» **Problem details**:
Keep only the lines of the data below that contain "jour", and copy them.

» **Figure record extracts**:

-- -- --

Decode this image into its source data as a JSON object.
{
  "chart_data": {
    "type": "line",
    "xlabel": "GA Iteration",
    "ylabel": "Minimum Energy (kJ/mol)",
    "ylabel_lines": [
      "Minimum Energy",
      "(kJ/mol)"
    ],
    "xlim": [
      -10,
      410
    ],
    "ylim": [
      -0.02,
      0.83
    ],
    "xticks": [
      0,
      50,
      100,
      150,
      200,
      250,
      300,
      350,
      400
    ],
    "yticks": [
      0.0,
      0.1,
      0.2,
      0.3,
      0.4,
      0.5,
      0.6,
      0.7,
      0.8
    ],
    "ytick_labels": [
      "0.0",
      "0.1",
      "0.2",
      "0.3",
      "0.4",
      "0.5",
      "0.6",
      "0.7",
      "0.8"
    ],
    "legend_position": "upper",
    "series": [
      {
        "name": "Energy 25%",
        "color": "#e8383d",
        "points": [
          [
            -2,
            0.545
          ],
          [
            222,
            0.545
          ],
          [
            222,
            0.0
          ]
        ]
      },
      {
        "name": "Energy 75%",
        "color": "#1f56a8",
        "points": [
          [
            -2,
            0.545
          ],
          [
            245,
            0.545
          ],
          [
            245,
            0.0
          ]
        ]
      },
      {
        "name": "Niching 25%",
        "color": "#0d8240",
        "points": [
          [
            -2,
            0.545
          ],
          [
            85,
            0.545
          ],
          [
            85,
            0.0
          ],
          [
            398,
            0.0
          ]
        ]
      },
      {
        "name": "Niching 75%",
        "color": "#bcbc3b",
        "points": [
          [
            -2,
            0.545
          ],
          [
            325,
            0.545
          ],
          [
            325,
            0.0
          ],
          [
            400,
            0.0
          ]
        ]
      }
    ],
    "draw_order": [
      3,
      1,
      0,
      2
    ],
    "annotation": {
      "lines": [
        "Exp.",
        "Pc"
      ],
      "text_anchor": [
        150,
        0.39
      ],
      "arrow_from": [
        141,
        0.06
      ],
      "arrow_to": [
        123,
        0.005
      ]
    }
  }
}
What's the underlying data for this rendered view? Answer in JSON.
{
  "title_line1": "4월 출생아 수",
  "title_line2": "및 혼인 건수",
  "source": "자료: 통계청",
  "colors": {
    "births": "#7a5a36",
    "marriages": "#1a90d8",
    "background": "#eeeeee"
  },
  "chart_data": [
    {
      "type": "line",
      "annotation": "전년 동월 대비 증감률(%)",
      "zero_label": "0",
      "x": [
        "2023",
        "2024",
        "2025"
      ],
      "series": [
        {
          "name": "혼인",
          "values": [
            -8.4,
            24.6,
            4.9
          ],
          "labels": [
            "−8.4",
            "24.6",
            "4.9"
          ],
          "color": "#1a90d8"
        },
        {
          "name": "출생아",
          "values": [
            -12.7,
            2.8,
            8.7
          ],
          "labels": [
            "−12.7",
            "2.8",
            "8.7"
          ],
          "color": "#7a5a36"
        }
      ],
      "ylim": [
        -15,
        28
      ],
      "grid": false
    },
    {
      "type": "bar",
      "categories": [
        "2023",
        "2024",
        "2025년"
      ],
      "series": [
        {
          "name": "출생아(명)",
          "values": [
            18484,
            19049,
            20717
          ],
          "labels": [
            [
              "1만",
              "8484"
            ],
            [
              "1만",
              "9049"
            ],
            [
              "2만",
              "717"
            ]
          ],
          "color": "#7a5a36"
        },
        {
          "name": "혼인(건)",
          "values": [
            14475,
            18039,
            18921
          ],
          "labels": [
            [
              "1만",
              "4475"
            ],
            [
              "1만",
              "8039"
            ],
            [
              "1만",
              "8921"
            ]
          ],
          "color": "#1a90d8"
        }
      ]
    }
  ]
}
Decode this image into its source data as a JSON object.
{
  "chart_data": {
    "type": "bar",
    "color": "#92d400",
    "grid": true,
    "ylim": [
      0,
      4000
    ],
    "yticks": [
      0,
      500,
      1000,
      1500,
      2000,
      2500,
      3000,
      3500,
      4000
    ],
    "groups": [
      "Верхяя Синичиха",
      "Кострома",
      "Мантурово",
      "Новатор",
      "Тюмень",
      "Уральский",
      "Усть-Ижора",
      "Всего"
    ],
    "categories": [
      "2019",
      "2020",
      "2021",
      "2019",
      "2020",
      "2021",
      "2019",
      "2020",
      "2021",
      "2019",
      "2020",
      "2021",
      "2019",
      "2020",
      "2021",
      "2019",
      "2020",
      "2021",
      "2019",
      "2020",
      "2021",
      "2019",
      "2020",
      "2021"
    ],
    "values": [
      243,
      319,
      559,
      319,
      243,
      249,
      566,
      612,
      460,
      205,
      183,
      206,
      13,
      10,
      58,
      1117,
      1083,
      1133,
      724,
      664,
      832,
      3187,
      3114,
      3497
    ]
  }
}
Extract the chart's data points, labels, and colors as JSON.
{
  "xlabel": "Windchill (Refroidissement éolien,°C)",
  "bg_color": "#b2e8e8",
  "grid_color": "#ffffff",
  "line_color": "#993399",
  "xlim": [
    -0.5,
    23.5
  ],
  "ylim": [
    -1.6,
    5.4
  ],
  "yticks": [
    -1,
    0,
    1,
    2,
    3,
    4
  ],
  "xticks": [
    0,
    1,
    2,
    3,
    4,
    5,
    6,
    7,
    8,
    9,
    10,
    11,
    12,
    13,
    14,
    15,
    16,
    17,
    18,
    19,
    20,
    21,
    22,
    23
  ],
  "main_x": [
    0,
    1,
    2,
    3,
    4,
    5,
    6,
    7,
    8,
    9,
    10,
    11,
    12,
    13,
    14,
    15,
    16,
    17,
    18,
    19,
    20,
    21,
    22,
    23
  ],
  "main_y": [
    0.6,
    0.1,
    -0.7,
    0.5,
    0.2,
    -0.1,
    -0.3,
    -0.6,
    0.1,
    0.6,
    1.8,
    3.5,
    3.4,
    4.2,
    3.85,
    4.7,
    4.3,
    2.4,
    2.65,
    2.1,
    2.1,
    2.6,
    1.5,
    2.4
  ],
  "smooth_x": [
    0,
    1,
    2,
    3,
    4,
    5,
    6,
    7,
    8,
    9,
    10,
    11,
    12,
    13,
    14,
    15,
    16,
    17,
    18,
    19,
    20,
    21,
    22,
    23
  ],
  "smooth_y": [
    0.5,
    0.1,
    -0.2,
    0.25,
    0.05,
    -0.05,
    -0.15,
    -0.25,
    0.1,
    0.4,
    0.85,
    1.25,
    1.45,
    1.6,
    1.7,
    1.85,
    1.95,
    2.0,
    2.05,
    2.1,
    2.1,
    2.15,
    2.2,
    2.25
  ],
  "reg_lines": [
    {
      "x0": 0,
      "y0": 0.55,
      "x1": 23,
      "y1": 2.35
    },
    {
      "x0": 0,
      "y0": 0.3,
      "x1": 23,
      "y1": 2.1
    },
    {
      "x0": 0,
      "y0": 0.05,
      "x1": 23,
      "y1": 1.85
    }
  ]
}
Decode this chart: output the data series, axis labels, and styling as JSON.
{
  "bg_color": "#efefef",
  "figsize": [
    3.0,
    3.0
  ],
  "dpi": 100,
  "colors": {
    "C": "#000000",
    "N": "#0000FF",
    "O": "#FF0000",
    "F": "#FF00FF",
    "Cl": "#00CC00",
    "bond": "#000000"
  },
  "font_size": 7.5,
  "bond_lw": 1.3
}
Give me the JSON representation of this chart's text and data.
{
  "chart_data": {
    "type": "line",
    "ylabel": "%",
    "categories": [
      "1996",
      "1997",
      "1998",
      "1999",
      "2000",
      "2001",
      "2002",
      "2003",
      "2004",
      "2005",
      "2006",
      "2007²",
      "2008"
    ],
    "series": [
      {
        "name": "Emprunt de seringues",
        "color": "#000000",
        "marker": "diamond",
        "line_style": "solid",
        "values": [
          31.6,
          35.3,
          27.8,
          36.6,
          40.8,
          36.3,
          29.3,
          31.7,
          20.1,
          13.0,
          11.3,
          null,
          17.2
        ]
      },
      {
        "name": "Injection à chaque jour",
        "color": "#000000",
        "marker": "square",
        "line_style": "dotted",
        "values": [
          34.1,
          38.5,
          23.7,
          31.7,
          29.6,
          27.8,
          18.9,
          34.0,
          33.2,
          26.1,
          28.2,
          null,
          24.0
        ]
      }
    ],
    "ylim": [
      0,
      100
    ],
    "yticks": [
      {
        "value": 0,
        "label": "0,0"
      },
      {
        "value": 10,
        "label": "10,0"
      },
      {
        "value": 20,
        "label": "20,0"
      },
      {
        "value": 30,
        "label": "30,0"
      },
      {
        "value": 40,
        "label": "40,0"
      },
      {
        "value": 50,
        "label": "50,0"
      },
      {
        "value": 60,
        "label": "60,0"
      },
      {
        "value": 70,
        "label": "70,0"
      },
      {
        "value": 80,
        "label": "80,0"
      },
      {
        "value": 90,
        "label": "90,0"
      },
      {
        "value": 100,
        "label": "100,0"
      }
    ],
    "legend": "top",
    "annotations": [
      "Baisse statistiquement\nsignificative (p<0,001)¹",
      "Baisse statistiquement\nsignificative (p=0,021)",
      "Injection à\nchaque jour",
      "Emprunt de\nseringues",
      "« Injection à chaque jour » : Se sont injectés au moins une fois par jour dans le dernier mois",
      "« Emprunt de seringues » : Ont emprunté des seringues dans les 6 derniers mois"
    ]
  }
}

-- -- --

» **Task result**:
        "name": "Injection à chaque jour",
      "Injection à\nchaque jour",
      "« Injection à chaque jour » : Se sont injectés au moins une fois par jour dans le dernier mois",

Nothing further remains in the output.